Rows from a dataset:
......
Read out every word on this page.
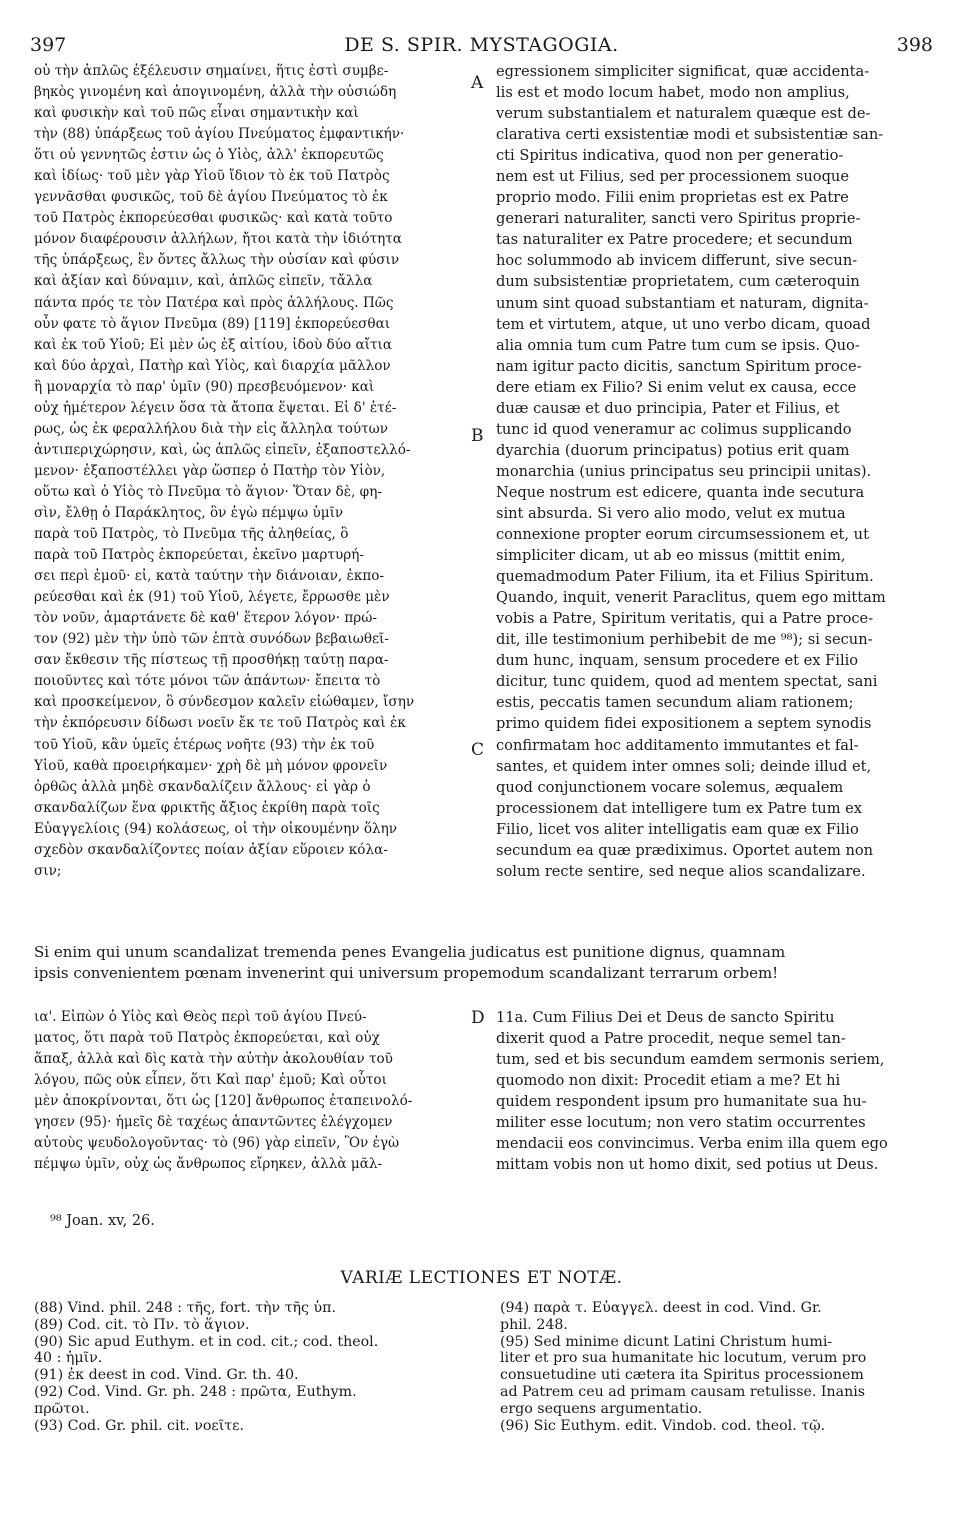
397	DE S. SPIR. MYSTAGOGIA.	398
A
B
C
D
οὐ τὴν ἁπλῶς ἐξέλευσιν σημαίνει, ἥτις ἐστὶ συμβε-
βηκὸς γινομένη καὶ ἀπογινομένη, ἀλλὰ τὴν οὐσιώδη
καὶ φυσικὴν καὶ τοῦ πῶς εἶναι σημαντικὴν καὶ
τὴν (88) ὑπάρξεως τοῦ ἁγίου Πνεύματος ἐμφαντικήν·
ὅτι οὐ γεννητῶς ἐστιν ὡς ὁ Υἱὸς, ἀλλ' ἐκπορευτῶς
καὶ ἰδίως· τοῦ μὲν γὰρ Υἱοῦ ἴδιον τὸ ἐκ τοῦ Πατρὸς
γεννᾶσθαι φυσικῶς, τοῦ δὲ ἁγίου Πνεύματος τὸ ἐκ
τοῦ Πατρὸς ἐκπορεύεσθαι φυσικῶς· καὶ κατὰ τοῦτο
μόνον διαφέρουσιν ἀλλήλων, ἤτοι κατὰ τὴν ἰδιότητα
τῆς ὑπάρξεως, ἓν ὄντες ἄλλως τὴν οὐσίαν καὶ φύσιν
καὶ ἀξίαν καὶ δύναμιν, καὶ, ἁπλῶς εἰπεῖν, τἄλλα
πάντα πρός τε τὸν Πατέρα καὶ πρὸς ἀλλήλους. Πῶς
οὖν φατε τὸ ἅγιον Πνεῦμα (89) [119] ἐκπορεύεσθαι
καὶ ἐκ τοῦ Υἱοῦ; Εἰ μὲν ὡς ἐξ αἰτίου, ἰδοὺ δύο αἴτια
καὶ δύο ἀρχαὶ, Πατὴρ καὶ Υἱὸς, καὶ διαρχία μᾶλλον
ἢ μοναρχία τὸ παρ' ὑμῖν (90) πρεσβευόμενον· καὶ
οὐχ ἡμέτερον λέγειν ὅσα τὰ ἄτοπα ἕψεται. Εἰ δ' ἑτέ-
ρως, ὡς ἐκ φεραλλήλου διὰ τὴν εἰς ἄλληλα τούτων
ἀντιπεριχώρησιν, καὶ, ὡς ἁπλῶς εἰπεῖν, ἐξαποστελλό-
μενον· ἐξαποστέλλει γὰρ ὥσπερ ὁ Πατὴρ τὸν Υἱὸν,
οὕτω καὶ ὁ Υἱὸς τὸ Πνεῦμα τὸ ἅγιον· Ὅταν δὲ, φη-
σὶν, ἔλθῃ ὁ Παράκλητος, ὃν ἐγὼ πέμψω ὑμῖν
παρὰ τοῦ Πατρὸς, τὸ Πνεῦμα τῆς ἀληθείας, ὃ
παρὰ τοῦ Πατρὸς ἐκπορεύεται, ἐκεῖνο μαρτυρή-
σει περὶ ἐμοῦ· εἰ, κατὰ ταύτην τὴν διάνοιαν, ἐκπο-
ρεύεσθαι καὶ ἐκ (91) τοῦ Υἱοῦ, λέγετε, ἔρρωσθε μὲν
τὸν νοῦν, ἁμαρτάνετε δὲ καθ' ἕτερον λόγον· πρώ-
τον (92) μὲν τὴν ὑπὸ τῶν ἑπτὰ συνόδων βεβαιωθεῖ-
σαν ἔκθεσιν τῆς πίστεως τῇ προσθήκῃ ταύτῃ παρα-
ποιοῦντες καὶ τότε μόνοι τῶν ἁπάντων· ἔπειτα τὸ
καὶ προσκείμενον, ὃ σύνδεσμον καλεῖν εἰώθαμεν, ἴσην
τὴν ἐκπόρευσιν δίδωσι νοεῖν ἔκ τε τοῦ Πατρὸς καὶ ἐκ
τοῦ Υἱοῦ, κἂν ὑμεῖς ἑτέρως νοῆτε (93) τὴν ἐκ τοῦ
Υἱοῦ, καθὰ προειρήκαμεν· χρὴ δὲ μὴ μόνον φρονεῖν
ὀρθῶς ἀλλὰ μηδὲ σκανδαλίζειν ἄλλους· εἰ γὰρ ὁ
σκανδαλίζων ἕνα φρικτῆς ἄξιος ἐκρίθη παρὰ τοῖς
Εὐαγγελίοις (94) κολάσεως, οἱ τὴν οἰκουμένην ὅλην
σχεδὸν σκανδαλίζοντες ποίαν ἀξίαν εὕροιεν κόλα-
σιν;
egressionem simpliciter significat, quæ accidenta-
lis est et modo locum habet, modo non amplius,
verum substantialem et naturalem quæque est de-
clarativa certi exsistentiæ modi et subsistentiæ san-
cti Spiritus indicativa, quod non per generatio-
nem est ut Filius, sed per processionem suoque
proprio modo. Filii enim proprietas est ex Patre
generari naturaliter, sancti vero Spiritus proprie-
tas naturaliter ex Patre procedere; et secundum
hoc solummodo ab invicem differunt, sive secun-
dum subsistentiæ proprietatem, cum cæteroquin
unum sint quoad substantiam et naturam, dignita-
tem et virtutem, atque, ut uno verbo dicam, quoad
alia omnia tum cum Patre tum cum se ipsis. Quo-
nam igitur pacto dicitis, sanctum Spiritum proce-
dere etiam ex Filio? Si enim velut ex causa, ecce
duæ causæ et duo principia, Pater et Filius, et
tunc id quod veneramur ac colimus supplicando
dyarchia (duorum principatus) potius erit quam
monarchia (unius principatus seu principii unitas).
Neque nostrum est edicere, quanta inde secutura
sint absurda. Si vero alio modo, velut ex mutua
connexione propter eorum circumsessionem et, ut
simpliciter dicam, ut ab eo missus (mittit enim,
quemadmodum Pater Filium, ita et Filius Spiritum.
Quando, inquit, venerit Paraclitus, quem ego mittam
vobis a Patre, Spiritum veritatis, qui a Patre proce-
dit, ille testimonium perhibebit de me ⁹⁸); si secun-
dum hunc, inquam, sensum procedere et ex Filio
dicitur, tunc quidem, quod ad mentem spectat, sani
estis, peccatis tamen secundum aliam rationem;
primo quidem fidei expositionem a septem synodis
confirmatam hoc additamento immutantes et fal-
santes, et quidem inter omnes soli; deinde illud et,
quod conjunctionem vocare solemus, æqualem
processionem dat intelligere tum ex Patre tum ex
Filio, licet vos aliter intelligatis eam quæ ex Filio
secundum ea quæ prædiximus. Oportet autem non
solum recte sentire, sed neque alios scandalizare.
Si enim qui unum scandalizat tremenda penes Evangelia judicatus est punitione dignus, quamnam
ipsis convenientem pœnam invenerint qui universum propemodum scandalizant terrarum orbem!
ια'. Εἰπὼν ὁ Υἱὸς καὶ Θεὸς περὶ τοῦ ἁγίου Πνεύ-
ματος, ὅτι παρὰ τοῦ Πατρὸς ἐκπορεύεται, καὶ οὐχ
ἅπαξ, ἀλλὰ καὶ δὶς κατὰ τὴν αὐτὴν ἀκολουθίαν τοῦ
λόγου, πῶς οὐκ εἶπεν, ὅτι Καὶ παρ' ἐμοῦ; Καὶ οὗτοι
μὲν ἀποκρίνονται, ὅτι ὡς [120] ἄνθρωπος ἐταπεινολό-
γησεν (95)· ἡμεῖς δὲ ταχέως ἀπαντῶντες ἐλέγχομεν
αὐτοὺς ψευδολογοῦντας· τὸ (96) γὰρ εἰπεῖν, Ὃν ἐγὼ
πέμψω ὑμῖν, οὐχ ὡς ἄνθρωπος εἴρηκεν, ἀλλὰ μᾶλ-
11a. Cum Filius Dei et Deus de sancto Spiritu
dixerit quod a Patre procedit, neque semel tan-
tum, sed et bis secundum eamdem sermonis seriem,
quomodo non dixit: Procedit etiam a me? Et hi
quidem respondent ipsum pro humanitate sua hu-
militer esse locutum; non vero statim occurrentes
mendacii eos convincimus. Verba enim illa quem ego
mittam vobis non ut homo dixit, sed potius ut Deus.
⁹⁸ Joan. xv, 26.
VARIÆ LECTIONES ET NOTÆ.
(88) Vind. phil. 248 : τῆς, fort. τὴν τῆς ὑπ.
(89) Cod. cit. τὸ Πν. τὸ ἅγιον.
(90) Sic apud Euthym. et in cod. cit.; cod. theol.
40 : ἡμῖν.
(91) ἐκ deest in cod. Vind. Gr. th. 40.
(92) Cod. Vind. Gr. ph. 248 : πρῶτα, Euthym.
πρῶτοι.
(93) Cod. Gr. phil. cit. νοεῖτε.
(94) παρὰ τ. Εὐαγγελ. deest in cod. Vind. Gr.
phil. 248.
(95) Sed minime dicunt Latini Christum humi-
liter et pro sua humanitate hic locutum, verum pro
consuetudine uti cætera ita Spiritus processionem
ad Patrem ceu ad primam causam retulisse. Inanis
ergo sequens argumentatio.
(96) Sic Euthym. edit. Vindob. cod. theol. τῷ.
......
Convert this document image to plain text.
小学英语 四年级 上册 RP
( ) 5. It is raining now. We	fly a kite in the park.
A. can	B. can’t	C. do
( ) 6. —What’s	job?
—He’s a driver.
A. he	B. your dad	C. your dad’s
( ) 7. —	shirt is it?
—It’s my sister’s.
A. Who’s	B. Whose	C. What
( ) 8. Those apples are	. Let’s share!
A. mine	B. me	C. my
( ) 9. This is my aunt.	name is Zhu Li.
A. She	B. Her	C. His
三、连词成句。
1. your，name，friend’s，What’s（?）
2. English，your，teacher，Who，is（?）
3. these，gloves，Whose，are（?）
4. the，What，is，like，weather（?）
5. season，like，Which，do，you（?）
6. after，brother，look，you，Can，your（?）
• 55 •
......
> _PROBLEM DESCRIPTION_: Looking at the material above, count the lines containing the string "κατὰ" and reply with the count alone.

> _EXPECTED ANSWER_: 4